▶ _PROBLEM DESCRIPTION_
Answer with nothing except the number of lines that contain the word "username".

▶ _RECORDS SHOWN_

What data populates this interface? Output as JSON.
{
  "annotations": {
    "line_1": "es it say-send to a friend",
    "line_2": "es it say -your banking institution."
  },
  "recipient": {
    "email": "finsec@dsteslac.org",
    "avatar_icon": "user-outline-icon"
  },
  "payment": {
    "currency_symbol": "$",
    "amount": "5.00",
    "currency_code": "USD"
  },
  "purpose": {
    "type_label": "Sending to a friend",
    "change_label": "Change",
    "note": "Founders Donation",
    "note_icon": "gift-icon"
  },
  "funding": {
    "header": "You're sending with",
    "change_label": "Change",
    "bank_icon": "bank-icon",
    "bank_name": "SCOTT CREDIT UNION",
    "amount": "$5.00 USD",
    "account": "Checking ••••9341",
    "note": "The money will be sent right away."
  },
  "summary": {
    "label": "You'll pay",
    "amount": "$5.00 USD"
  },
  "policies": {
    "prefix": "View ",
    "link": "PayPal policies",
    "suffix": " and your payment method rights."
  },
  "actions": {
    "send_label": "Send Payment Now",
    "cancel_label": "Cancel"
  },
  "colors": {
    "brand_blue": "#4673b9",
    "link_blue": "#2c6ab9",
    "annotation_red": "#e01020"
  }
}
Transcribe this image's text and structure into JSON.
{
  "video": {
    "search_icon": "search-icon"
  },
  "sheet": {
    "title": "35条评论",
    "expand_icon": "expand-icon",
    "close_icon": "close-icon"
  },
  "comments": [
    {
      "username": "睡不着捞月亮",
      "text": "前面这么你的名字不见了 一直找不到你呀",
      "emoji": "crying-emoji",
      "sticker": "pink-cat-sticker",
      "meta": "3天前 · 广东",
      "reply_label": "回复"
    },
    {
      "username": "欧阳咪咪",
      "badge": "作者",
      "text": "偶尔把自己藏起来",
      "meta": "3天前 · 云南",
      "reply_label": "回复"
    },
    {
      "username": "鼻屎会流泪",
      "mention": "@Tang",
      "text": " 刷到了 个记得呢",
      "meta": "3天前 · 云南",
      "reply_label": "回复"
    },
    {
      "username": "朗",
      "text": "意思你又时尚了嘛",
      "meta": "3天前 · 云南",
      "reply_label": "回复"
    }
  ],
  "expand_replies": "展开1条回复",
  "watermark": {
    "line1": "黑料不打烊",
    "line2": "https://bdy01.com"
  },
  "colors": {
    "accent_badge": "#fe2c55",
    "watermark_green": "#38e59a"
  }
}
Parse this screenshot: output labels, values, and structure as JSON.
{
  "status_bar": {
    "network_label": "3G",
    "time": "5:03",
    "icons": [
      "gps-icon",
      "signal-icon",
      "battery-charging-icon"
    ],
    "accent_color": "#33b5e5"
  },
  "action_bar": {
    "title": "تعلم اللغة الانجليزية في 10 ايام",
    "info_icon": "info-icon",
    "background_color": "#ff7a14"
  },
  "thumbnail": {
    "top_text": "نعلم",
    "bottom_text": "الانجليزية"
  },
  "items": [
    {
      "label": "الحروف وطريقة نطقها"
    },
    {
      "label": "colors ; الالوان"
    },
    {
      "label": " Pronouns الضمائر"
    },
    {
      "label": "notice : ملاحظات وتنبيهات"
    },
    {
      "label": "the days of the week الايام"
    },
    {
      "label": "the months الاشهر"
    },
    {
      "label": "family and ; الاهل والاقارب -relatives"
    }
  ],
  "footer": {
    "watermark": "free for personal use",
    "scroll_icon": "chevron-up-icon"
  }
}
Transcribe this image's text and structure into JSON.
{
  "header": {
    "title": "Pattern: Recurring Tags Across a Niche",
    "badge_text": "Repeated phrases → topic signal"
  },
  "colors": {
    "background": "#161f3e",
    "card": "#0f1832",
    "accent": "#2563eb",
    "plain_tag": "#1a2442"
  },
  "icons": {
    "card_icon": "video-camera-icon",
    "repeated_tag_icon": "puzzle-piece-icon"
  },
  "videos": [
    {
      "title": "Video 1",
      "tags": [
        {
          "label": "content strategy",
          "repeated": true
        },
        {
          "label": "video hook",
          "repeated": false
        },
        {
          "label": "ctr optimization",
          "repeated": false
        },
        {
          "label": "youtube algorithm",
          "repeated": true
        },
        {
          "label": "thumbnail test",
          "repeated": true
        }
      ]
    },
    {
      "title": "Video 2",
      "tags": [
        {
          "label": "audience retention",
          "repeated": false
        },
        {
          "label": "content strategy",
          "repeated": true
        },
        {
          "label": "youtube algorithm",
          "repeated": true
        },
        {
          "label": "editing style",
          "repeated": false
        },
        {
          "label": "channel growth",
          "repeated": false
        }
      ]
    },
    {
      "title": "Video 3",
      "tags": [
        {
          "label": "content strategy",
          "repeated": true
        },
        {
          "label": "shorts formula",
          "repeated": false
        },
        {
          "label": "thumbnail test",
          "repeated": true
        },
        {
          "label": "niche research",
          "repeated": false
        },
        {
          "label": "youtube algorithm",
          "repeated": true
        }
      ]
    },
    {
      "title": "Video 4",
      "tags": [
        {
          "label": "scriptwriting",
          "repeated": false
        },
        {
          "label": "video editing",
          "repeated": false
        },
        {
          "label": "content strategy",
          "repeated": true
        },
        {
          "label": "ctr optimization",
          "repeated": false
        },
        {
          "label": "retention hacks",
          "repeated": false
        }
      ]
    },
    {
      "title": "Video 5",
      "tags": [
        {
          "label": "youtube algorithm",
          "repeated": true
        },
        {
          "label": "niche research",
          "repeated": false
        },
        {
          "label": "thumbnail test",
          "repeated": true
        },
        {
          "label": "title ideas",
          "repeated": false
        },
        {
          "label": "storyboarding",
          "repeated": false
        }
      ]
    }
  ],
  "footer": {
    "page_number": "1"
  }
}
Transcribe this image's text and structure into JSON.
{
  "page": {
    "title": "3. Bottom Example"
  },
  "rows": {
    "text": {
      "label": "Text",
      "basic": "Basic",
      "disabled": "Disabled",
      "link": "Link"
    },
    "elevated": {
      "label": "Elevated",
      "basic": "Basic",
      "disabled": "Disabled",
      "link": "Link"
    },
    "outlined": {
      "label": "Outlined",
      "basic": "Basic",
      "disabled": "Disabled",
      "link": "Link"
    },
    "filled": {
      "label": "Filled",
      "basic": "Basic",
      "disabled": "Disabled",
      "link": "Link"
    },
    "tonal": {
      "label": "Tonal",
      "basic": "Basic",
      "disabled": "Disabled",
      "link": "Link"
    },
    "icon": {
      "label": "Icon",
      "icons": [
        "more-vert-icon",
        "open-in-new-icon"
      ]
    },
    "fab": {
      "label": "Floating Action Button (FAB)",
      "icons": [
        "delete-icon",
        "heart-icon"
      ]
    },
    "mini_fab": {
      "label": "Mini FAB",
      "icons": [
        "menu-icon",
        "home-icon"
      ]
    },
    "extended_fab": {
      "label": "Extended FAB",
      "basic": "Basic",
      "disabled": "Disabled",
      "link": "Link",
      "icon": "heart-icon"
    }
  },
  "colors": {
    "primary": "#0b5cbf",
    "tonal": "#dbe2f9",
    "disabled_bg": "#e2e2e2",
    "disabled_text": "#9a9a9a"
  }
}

▶ _WRITTEN SOLUTION_
4